• _MATERIAL SHOWN_:
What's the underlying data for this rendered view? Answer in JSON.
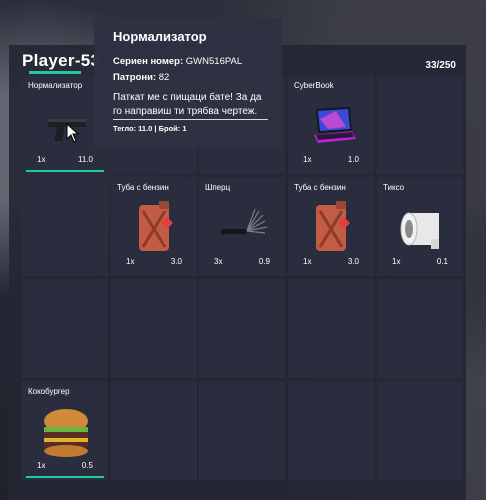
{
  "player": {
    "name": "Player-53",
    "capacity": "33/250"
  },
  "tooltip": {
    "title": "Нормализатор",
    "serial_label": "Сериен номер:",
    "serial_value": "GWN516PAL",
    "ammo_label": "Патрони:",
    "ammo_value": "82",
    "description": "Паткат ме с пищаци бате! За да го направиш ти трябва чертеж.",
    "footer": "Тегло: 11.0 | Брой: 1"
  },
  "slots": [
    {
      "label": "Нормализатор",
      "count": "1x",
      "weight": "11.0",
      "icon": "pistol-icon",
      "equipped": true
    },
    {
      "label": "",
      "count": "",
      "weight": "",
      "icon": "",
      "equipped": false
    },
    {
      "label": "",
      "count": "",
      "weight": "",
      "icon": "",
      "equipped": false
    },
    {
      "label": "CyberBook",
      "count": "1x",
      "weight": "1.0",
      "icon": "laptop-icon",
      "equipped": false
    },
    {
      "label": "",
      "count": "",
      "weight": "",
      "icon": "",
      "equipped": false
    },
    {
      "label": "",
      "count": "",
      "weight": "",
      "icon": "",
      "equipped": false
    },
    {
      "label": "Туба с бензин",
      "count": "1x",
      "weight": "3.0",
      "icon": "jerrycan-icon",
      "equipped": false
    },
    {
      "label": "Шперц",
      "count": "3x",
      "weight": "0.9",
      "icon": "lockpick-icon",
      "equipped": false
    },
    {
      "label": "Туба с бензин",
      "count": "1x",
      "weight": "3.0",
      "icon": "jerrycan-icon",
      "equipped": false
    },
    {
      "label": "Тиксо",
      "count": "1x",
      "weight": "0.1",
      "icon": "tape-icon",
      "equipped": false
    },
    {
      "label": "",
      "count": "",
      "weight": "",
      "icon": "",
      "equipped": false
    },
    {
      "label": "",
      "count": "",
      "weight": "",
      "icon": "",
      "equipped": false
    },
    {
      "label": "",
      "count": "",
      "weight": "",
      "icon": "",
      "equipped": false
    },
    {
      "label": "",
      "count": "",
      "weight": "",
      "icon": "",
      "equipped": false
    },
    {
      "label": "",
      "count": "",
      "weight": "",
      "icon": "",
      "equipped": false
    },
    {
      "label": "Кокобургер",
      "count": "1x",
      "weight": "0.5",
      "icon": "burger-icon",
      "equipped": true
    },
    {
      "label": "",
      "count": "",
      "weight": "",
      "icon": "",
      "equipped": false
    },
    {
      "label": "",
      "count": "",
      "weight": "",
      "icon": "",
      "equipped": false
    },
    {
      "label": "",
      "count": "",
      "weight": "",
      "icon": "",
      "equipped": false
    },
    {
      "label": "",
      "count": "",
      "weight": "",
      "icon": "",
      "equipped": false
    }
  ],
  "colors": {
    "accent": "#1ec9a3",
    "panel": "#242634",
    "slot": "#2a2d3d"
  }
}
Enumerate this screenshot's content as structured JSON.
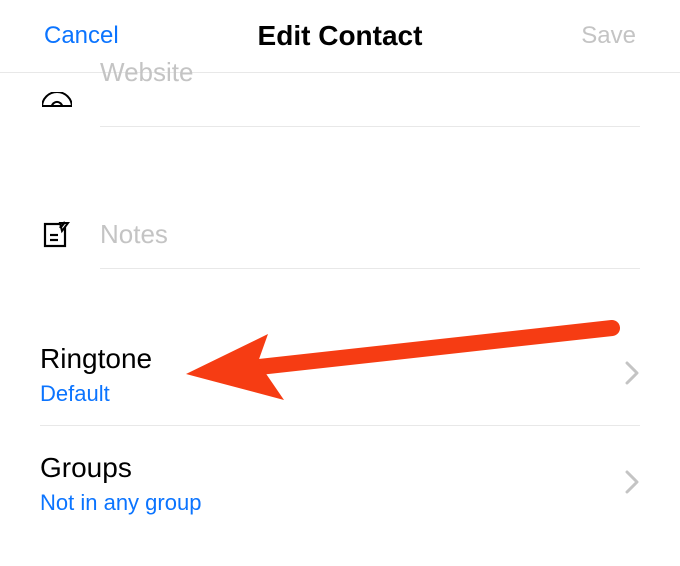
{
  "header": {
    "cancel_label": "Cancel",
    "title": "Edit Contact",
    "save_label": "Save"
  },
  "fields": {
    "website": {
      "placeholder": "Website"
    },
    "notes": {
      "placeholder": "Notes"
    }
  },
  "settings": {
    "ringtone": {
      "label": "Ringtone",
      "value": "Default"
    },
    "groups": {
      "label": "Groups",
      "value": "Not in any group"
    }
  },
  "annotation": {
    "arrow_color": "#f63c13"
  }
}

• _INSTRUCTIONS TO FOLLOW_: Transcribe the material as is, with images omitted.

• _EXERCISE RESPONSE_:
What's the underlying data for this rendered view? Answer in JSON.
{
  "player": {
    "name": "Player-53",
    "capacity": "33/250"
  },
  "tooltip": {
    "title": "Нормализатор",
    "serial_label": "Сериен номер:",
    "serial_value": "GWN516PAL",
    "ammo_label": "Патрони:",
    "ammo_value": "82",
    "description": "Паткат ме с пищаци бате! За да го направиш ти трябва чертеж.",
    "footer": "Тегло: 11.0 | Брой: 1"
  },
  "slots": [
    {
      "label": "Нормализатор",
      "count": "1x",
      "weight": "11.0",
      "icon": "pistol-icon",
      "equipped": true
    },
    {
      "label": "",
      "count": "",
      "weight": "",
      "icon": "",
      "equipped": false
    },
    {
      "label": "",
      "count": "",
      "weight": "",
      "icon": "",
      "equipped": false
    },
    {
      "label": "CyberBook",
      "count": "1x",
      "weight": "1.0",
      "icon": "laptop-icon",
      "equipped": false
    },
    {
      "label": "",
      "count": "",
      "weight": "",
      "icon": "",
      "equipped": false
    },
    {
      "label": "",
      "count": "",
      "weight": "",
      "icon": "",
      "equipped": false
    },
    {
      "label": "Туба с бензин",
      "count": "1x",
      "weight": "3.0",
      "icon": "jerrycan-icon",
      "equipped": false
    },
    {
      "label": "Шперц",
      "count": "3x",
      "weight": "0.9",
      "icon": "lockpick-icon",
      "equipped": false
    },
    {
      "label": "Туба с бензин",
      "count": "1x",
      "weight": "3.0",
      "icon": "jerrycan-icon",
      "equipped": false
    },
    {
      "label": "Тиксо",
      "count": "1x",
      "weight": "0.1",
      "icon": "tape-icon",
      "equipped": false
    },
    {
      "label": "",
      "count": "",
      "weight": "",
      "icon": "",
      "equipped": false
    },
    {
      "label": "",
      "count": "",
      "weight": "",
      "icon": "",
      "equipped": false
    },
    {
      "label": "",
      "count": "",
      "weight": "",
      "icon": "",
      "equipped": false
    },
    {
      "label": "",
      "count": "",
      "weight": "",
      "icon": "",
      "equipped": false
    },
    {
      "label": "",
      "count": "",
      "weight": "",
      "icon": "",
      "equipped": false
    },
    {
      "label": "Кокобургер",
      "count": "1x",
      "weight": "0.5",
      "icon": "burger-icon",
      "equipped": true
    },
    {
      "label": "",
      "count": "",
      "weight": "",
      "icon": "",
      "equipped": false
    },
    {
      "label": "",
      "count": "",
      "weight": "",
      "icon": "",
      "equipped": false
    },
    {
      "label": "",
      "count": "",
      "weight": "",
      "icon": "",
      "equipped": false
    },
    {
      "label": "",
      "count": "",
      "weight": "",
      "icon": "",
      "equipped": false
    }
  ],
  "colors": {
    "accent": "#1ec9a3",
    "panel": "#242634",
    "slot": "#2a2d3d"
  }
}
Enumerate this screenshot's content as structured JSON.
{
  "header": {
    "cancel_label": "Cancel",
    "title": "Edit Contact",
    "save_label": "Save"
  },
  "fields": {
    "website": {
      "placeholder": "Website"
    },
    "notes": {
      "placeholder": "Notes"
    }
  },
  "settings": {
    "ringtone": {
      "label": "Ringtone",
      "value": "Default"
    },
    "groups": {
      "label": "Groups",
      "value": "Not in any group"
    }
  },
  "annotation": {
    "arrow_color": "#f63c13"
  }
}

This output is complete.